Como muchas veces pasa en la vida cambiamos de trabajo y hace más o menos unos tres años que no la he vuelto a ver. Hace poco me enteré que se iba a casar. Fue una de esas sorpresas de las que uno no debería sorprenderse. Es como encontrar a un amigo de la infancia y ver que tiene canas. «Estás igual.», «nos juntamos los chicos», «¡Tanto tiempo!», frases típicas que todos creemos que nunca vamos a usar.

Hace un par de semanas caminando por el microcentro me encontré con Gastón, un ex-compañero de esa empresa. Aprovechando que el día venía tranquilo le ofrecí sentarnos en un café a ponernos al día. Empezamos contándonos nuestras cosas y, como siempre pasa en estas situaciones, pasamos a intercambiar noticias y recuerdos de nuestros ex-compañeros. Como poco tiempo antes yo volví a trabajar con otro ex-compañero, me enteré que estaba comprometido y se lo comenté.

- No es él solo, – me respondió – todos se están casando. El año pasado Martín y Lucas. Fernanda ya lleva dos años, y Ginebra se casa en un par de meses.

Si hubiera sido una mano de truco me hubiera ido al mazo enseguida. De hecho Gastón estaba al tanto de mi interés romántico en Ginebra, y que nunca había tenido el coraje de invitarla a salir. Conociendo su forma de ser estoy seguro que pensó que lo mejor era decírmelo sin vueltas. En ese momento pensé que no se equivocaba, ya que después del golpe inicial y una pequeña charla sobre el tema todo siguió normalmente.

*Tareas pendientes:*
A. Por favor, reescribe de forma más breve el párrafo del relato que empieza con «Hace un par de semanas caminando por el microcentro» y conserva sus datos principales.
B. Cita textualmente el fragmento del relato que comienza en «Hace un par» y termina en «se lo comenté.».
Para responder, básate solo en el relato.

*Lista de ítems:*
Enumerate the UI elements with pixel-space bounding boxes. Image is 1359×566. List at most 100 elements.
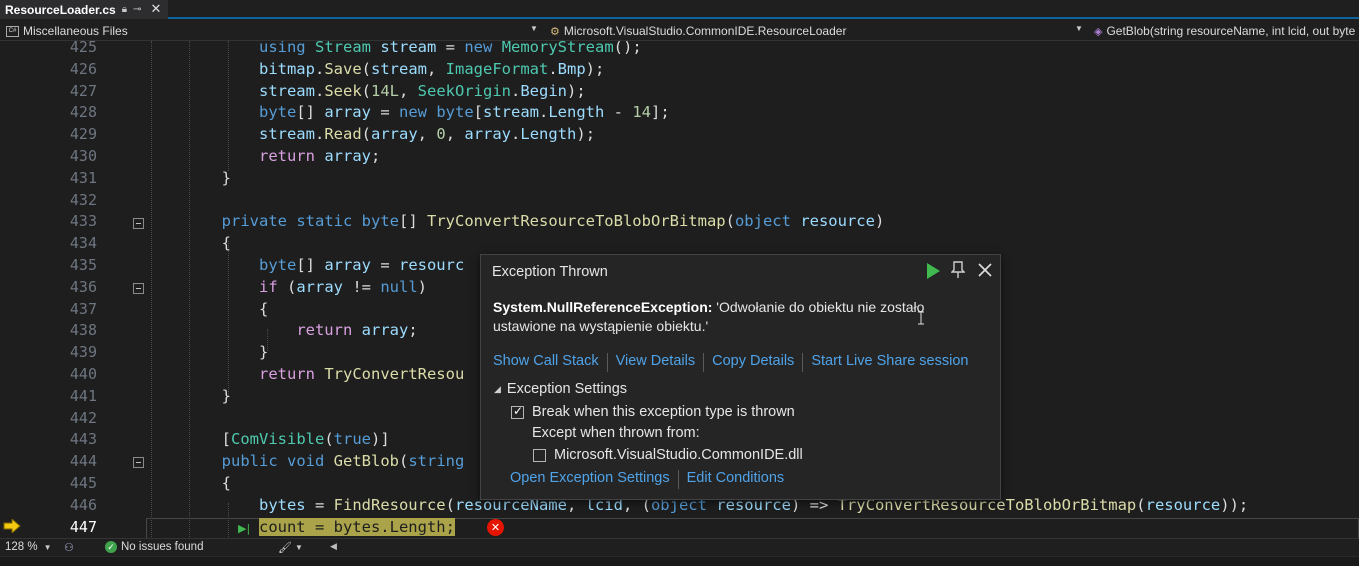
fold-toggle[interactable]	[133, 283, 144, 294]
code-line-current: count = bytes.Length;	[147, 517, 455, 538]
pin-icon[interactable]	[951, 261, 965, 279]
project-dropdown[interactable]: C# Miscellaneous Files	[6, 21, 536, 41]
exception-settings-label: Exception Settings	[506, 381, 628, 397]
link-separator	[677, 470, 679, 489]
chevron-down-icon[interactable]: ▼	[530, 24, 538, 33]
issues-text: No issues found	[121, 541, 204, 553]
popup-title: Exception Thrown	[492, 264, 608, 280]
popup-actions: Show Call Stack View Details Copy Detail…	[493, 353, 968, 372]
bottom-panel-edge	[0, 556, 1359, 566]
line-number: 437	[69, 299, 97, 318]
current-statement: count = bytes.Length;	[258, 517, 455, 536]
lock-icon: 🔒︎	[121, 4, 128, 15]
chevron-down-icon: ▼	[43, 542, 52, 552]
line-number: 438	[69, 321, 97, 340]
tab-resourceloader[interactable]: ResourceLoader.cs 🔒︎ ⊸ ✕	[0, 0, 168, 19]
check-circle-icon: ✓	[105, 541, 117, 553]
continue-icon[interactable]	[925, 262, 941, 280]
line-number: 439	[69, 343, 97, 362]
except-when-label-row: Except when thrown from:	[532, 425, 700, 441]
cleanup-brush-icon[interactable]: 🖌︎ ▼	[278, 541, 303, 554]
open-exception-settings-link[interactable]: Open Exception Settings	[510, 470, 670, 489]
method-icon: ◈	[1094, 25, 1103, 38]
member-dropdown[interactable]: ◈ GetBlob(string resourceName, int lcid,…	[1094, 21, 1359, 41]
execution-pointer-icon	[3, 519, 21, 533]
code-line: return TryConvertResou	[258, 365, 465, 383]
checkbox-checked[interactable]	[511, 404, 524, 419]
line-number: 446	[69, 495, 97, 514]
class-path: Microsoft.VisualStudio.CommonIDE.Resourc…	[563, 24, 847, 38]
close-icon[interactable]: ✕	[150, 2, 161, 17]
copilot-icon[interactable]: ⚇	[64, 541, 74, 554]
start-live-share-link[interactable]: Start Live Share session	[811, 353, 968, 372]
link-separator	[802, 353, 804, 372]
chevron-down-icon[interactable]: ▼	[1075, 24, 1083, 33]
line-number: 440	[69, 365, 97, 383]
code-line: }	[147, 386, 231, 405]
line-number: 443	[69, 430, 97, 449]
line-number: 429	[69, 125, 97, 144]
code-line: {	[147, 299, 269, 318]
close-icon[interactable]	[977, 262, 993, 278]
code-line: return array;	[296, 321, 418, 340]
fold-toggle[interactable]	[133, 457, 144, 468]
show-call-stack-link[interactable]: Show Call Stack	[493, 353, 599, 372]
text-cursor-icon	[918, 311, 924, 325]
line-number: 432	[69, 190, 97, 209]
code-line: stream.Seek(14L, SeekOrigin.Begin);	[258, 81, 586, 100]
code-line: {	[147, 234, 231, 253]
line-number-current: 447	[69, 517, 97, 536]
line-number: 442	[69, 408, 97, 427]
class-dropdown[interactable]: ⚙ Microsoft.VisualStudio.CommonIDE.Resou…	[550, 21, 1080, 41]
except-label: Except when thrown from:	[532, 425, 700, 441]
copy-details-link[interactable]: Copy Details	[712, 353, 794, 372]
issues-indicator[interactable]: ✓ No issues found	[105, 541, 203, 553]
zoom-level: 128 %	[5, 541, 38, 553]
edit-conditions-link[interactable]: Edit Conditions	[687, 470, 785, 489]
document-tab-strip: ResourceLoader.cs 🔒︎ ⊸ ✕	[0, 0, 1359, 19]
break-label: Break when this exception type is thrown	[532, 404, 795, 420]
code-line: }	[147, 343, 269, 362]
code-line: private static byte[] TryConvertResource…	[221, 212, 885, 231]
code-line: if (array != null)	[258, 277, 427, 296]
line-number: 444	[69, 452, 97, 471]
exception-settings-toggle[interactable]: ◢ Exception Settings	[494, 381, 627, 397]
line-number: 431	[69, 168, 97, 187]
link-separator	[703, 353, 705, 372]
code-line: bitmap.Save(stream, ImageFormat.Bmp);	[258, 59, 605, 78]
collapse-triangle-icon: ◢	[494, 383, 501, 394]
code-line: return array;	[258, 147, 381, 165]
code-line: }	[147, 168, 231, 187]
line-number: 430	[69, 147, 97, 165]
popup-settings-actions: Open Exception Settings Edit Conditions	[510, 470, 784, 489]
line-number: 426	[69, 59, 97, 78]
line-number: 436	[69, 277, 97, 296]
member-name: GetBlob(string resourceName, int lcid, o…	[1106, 24, 1356, 38]
code-line: byte[] array = resourc	[258, 256, 465, 274]
line-number: 425	[69, 41, 97, 56]
project-icon: C#	[6, 25, 19, 37]
line-number: 433	[69, 212, 97, 231]
checkbox-unchecked[interactable]	[533, 448, 546, 462]
editor-status-strip: 128 % ▼ ⚇ ✓ No issues found 🖌︎ ▼ ◀	[0, 538, 1359, 556]
tab-title: ResourceLoader.cs	[5, 2, 116, 17]
line-number: 428	[69, 103, 97, 122]
view-details-link[interactable]: View Details	[616, 353, 696, 372]
code-line: [ComVisible(true)]	[147, 430, 390, 449]
module-checkbox[interactable]: Microsoft.VisualStudio.CommonIDE.dll	[533, 447, 803, 463]
line-number: 435	[69, 256, 97, 274]
line-number: 441	[69, 386, 97, 405]
line-number: 445	[69, 474, 97, 492]
scroll-left-icon[interactable]: ◀	[330, 541, 337, 552]
exception-type: System.NullReferenceException:	[493, 299, 713, 315]
module-label: Microsoft.VisualStudio.CommonIDE.dll	[554, 447, 803, 463]
pin-icon[interactable]: ⊸	[133, 4, 141, 15]
exception-error-icon[interactable]: ✕	[487, 519, 504, 536]
link-separator	[606, 353, 608, 372]
project-name: Miscellaneous Files	[23, 24, 128, 38]
fold-toggle[interactable]	[133, 218, 144, 229]
zoom-dropdown[interactable]: 128 % ▼	[5, 541, 52, 553]
navigation-bar: C# Miscellaneous Files ▼ ⚙ Microsoft.Vis…	[0, 21, 1359, 41]
break-when-thrown-checkbox[interactable]: Break when this exception type is thrown	[511, 404, 795, 420]
code-line: {	[147, 474, 231, 492]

*Respuestas del ejercicio:*
A. Hace un par de semanas me crucé en el microcentro con Gastón, un ex-compañero de esa empresa, y, como el día venía tranquilo, le propuse tomar un café para ponernos al día. Tras contarnos nuestras cosas, intercambiamos noticias y recuerdos de ex-compañeros. Le comenté que otro ex-compañero, con quien había vuelto a trabajar hacía poco, estaba comprometido.

B.
Hace un par de semanas caminando por el microcentro me encontré con Gastón, un ex-compañero de esa empresa. Aprovechando que el día venía tranquilo le ofrecí sentarnos en un café a ponernos al día. Empezamos contándonos nuestras cosas y, como siempre pasa en estas situaciones, pasamos a intercambiar noticias y recuerdos de nuestros ex-compañeros. Como poco tiempo antes yo volví a trabajar con otro ex-compañero, me enteré que estaba comprometido y se lo comenté.